== Task brief ==
"windowed" appears in how many lines of the entries? State only the number.

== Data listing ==
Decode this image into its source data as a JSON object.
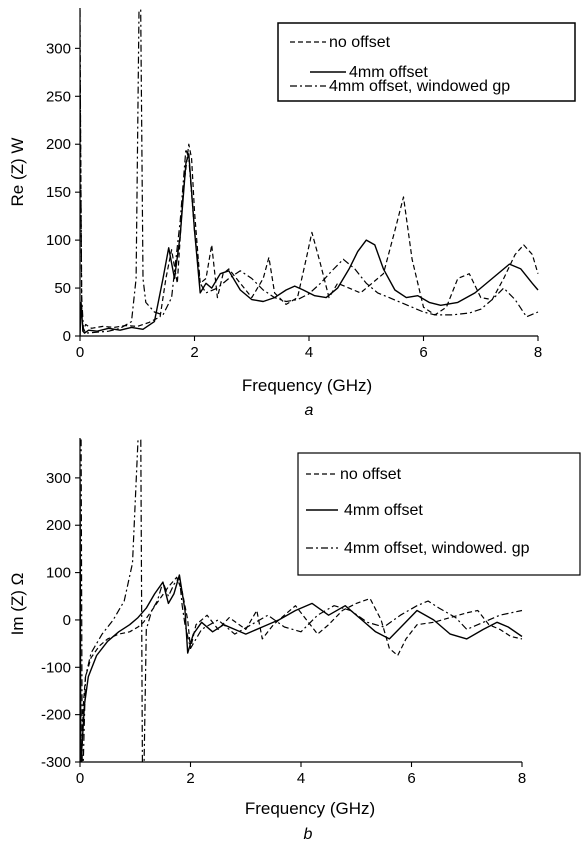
{
  "chart_data": [
    {
      "type": "line",
      "panel_label": "a",
      "xlabel": "Frequency (GHz)",
      "ylabel": "Re (Z) W",
      "xlim": [
        0,
        8
      ],
      "ylim": [
        0,
        340
      ],
      "xticks": [
        "0",
        "2",
        "4",
        "6",
        "8"
      ],
      "yticks": [
        "0",
        "50",
        "100",
        "150",
        "200",
        "250",
        "300"
      ],
      "grid": false,
      "legend_position": "top-right",
      "series": [
        {
          "name": "no offset",
          "style": "dashed",
          "x": [
            0,
            0.03,
            0.05,
            0.1,
            0.2,
            0.4,
            0.6,
            0.8,
            1.0,
            1.2,
            1.4,
            1.5,
            1.6,
            1.7,
            1.8,
            1.9,
            1.95,
            2.0,
            2.1,
            2.2,
            2.3,
            2.4,
            2.5,
            2.6,
            2.8,
            3.0,
            3.2,
            3.3,
            3.4,
            3.6,
            3.8,
            3.95,
            4.05,
            4.2,
            4.35,
            4.5,
            4.7,
            4.9,
            5.1,
            5.3,
            5.5,
            5.65,
            5.8,
            6.0,
            6.2,
            6.4,
            6.6,
            6.8,
            7.0,
            7.2,
            7.4,
            7.6,
            7.75,
            7.9,
            8.0
          ],
          "values": [
            300,
            30,
            5,
            12,
            8,
            10,
            9,
            11,
            10,
            14,
            20,
            60,
            90,
            55,
            150,
            200,
            185,
            130,
            55,
            60,
            95,
            40,
            65,
            70,
            55,
            40,
            60,
            82,
            45,
            33,
            40,
            80,
            108,
            75,
            40,
            55,
            50,
            45,
            55,
            65,
            110,
            145,
            80,
            30,
            22,
            30,
            60,
            65,
            40,
            38,
            60,
            85,
            95,
            85,
            65
          ]
        },
        {
          "name": "4mm offset",
          "style": "solid",
          "x": [
            0,
            0.02,
            0.05,
            0.08,
            0.15,
            0.3,
            0.5,
            0.7,
            0.9,
            1.1,
            1.3,
            1.45,
            1.55,
            1.65,
            1.75,
            1.85,
            1.9,
            2.0,
            2.1,
            2.2,
            2.3,
            2.45,
            2.6,
            2.8,
            3.0,
            3.2,
            3.4,
            3.6,
            3.75,
            3.9,
            4.1,
            4.3,
            4.5,
            4.7,
            4.85,
            5.0,
            5.15,
            5.3,
            5.5,
            5.7,
            5.9,
            6.1,
            6.3,
            6.6,
            6.9,
            7.2,
            7.5,
            7.7,
            7.9,
            8.0
          ],
          "values": [
            0,
            35,
            5,
            3,
            6,
            5,
            8,
            6,
            9,
            7,
            15,
            60,
            92,
            60,
            105,
            180,
            190,
            110,
            45,
            55,
            50,
            65,
            68,
            48,
            38,
            36,
            40,
            48,
            52,
            48,
            42,
            40,
            50,
            70,
            88,
            100,
            95,
            70,
            48,
            40,
            42,
            35,
            32,
            35,
            45,
            60,
            75,
            70,
            55,
            48
          ]
        },
        {
          "name": "4mm offset, windowed gp",
          "style": "dash-dot",
          "x": [
            0,
            0.01,
            0.03,
            0.06,
            0.1,
            0.3,
            0.5,
            0.7,
            0.9,
            0.98,
            1.03,
            1.06,
            1.1,
            1.15,
            1.3,
            1.45,
            1.6,
            1.75,
            1.85,
            1.9,
            2.0,
            2.1,
            2.2,
            2.4,
            2.6,
            2.8,
            3.0,
            3.2,
            3.4,
            3.6,
            3.8,
            4.0,
            4.2,
            4.4,
            4.6,
            4.8,
            5.0,
            5.2,
            5.4,
            5.6,
            5.8,
            6.0,
            6.2,
            6.5,
            6.8,
            7.0,
            7.2,
            7.4,
            7.6,
            7.8,
            8.0
          ],
          "values": [
            340,
            200,
            40,
            8,
            3,
            4,
            5,
            8,
            15,
            60,
            340,
            340,
            60,
            35,
            25,
            22,
            40,
            120,
            195,
            185,
            110,
            55,
            45,
            50,
            60,
            68,
            60,
            48,
            40,
            36,
            38,
            44,
            55,
            68,
            80,
            70,
            55,
            45,
            40,
            35,
            30,
            25,
            22,
            22,
            24,
            28,
            38,
            50,
            38,
            20,
            25
          ]
        }
      ]
    },
    {
      "type": "line",
      "panel_label": "b",
      "xlabel": "Frequency (GHz)",
      "ylabel": "Im (Z) Ω",
      "xlim": [
        0,
        8
      ],
      "ylim": [
        -300,
        380
      ],
      "xticks": [
        "0",
        "2",
        "4",
        "6",
        "8"
      ],
      "yticks": [
        "-300",
        "-200",
        "-100",
        "0",
        "100",
        "200",
        "300"
      ],
      "grid": false,
      "legend_position": "top-right",
      "series": [
        {
          "name": "no offset",
          "style": "dashed",
          "x": [
            0.03,
            0.06,
            0.1,
            0.2,
            0.35,
            0.5,
            0.7,
            0.9,
            1.05,
            1.15,
            1.3,
            1.45,
            1.6,
            1.75,
            1.85,
            1.95,
            2.0,
            2.1,
            2.3,
            2.5,
            2.7,
            3.0,
            3.2,
            3.3,
            3.5,
            3.7,
            3.9,
            4.1,
            4.3,
            4.5,
            4.75,
            5.0,
            5.25,
            5.45,
            5.6,
            5.75,
            5.9,
            6.1,
            6.4,
            6.7,
            7.0,
            7.2,
            7.4,
            7.6,
            7.8,
            8.0
          ],
          "values": [
            -300,
            -180,
            -120,
            -80,
            -55,
            -40,
            -30,
            -25,
            -15,
            -5,
            20,
            45,
            70,
            90,
            60,
            0,
            -60,
            -10,
            10,
            -20,
            5,
            -20,
            20,
            -40,
            -10,
            10,
            30,
            0,
            -30,
            -10,
            20,
            35,
            45,
            0,
            -60,
            -75,
            -40,
            -10,
            -5,
            5,
            15,
            20,
            -10,
            -20,
            -35,
            -40
          ]
        },
        {
          "name": "4mm offset",
          "style": "solid",
          "x": [
            0,
            0.015,
            0.04,
            0.08,
            0.15,
            0.3,
            0.5,
            0.7,
            0.9,
            1.05,
            1.2,
            1.35,
            1.5,
            1.6,
            1.7,
            1.8,
            1.9,
            1.95,
            2.05,
            2.2,
            2.4,
            2.6,
            2.8,
            3.0,
            3.3,
            3.6,
            3.9,
            4.2,
            4.5,
            4.8,
            5.1,
            5.35,
            5.6,
            5.85,
            6.1,
            6.4,
            6.7,
            7.0,
            7.3,
            7.55,
            7.75,
            8.0
          ],
          "values": [
            300,
            -300,
            -260,
            -180,
            -120,
            -75,
            -45,
            -25,
            -10,
            5,
            25,
            55,
            80,
            35,
            55,
            95,
            20,
            -70,
            -30,
            -5,
            -25,
            -10,
            -20,
            -30,
            -15,
            0,
            20,
            35,
            10,
            30,
            0,
            -25,
            -40,
            -10,
            20,
            0,
            -30,
            -40,
            -20,
            -5,
            -15,
            -35
          ]
        },
        {
          "name": "4mm offset, windowed. gp",
          "style": "dash-dot",
          "x": [
            0.005,
            0.02,
            0.04,
            0.06,
            0.1,
            0.2,
            0.4,
            0.6,
            0.8,
            0.95,
            1.05,
            1.1,
            1.13,
            1.16,
            1.2,
            1.3,
            1.4,
            1.5,
            1.6,
            1.7,
            1.8,
            1.85,
            1.9,
            2.0,
            2.2,
            2.5,
            2.8,
            3.1,
            3.4,
            3.7,
            4.0,
            4.3,
            4.6,
            4.9,
            5.2,
            5.5,
            5.8,
            6.1,
            6.3,
            6.5,
            6.8,
            7.0,
            7.3,
            7.6,
            8.0
          ],
          "values": [
            380,
            380,
            -300,
            -300,
            -120,
            -70,
            -30,
            0,
            40,
            120,
            380,
            380,
            -300,
            -300,
            -20,
            20,
            40,
            80,
            50,
            75,
            90,
            30,
            -10,
            -60,
            -20,
            0,
            -30,
            -10,
            10,
            -15,
            -25,
            10,
            30,
            20,
            -5,
            -15,
            10,
            30,
            40,
            25,
            5,
            -20,
            -5,
            10,
            20
          ]
        }
      ]
    }
  ]
}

== Reply ==
2